### Raw data ###

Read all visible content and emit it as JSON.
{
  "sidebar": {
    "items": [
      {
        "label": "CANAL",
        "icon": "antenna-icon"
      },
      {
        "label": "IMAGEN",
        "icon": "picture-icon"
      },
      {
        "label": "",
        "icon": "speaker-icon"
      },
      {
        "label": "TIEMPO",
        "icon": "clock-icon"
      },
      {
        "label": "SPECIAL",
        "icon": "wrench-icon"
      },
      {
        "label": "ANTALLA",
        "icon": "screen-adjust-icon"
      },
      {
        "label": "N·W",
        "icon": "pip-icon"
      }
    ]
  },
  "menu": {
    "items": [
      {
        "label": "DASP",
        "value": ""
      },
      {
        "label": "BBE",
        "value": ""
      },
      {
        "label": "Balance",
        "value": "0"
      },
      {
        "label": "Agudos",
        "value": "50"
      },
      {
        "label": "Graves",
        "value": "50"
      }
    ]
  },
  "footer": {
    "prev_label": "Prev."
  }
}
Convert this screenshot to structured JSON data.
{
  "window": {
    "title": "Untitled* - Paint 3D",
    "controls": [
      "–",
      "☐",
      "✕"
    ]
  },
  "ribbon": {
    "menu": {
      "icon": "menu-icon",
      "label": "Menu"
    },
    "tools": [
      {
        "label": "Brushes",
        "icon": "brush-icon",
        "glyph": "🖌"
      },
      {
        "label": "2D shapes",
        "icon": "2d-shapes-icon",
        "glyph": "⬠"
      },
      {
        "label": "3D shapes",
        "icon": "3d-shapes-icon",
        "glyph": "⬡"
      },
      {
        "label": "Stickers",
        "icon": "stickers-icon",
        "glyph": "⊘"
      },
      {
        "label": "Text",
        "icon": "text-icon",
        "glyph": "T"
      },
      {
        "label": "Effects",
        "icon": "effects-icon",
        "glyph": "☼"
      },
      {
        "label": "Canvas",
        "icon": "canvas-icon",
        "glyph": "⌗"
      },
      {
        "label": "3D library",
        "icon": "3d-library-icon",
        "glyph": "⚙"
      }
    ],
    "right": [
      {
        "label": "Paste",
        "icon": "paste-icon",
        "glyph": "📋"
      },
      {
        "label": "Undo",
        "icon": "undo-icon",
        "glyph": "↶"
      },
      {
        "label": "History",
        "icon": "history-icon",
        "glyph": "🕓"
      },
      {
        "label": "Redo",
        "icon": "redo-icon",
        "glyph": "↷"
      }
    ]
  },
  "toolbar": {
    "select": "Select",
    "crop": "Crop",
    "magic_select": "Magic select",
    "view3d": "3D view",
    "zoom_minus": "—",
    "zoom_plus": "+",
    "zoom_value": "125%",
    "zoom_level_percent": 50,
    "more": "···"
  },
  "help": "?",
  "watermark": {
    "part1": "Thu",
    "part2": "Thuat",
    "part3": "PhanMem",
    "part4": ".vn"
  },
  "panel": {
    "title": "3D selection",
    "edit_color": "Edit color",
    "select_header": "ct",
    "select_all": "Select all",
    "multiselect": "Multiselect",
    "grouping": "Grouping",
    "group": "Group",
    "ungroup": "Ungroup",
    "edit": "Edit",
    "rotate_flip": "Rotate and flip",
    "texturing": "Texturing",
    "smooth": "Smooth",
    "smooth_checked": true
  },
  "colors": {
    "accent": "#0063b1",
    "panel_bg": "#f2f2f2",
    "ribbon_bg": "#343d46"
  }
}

###

Copy each line above where the string "shapes" occurs.

        "label": "2D shapes",
        "icon": "2d-shapes-icon",
        "label": "3D shapes",
        "icon": "3d-shapes-icon",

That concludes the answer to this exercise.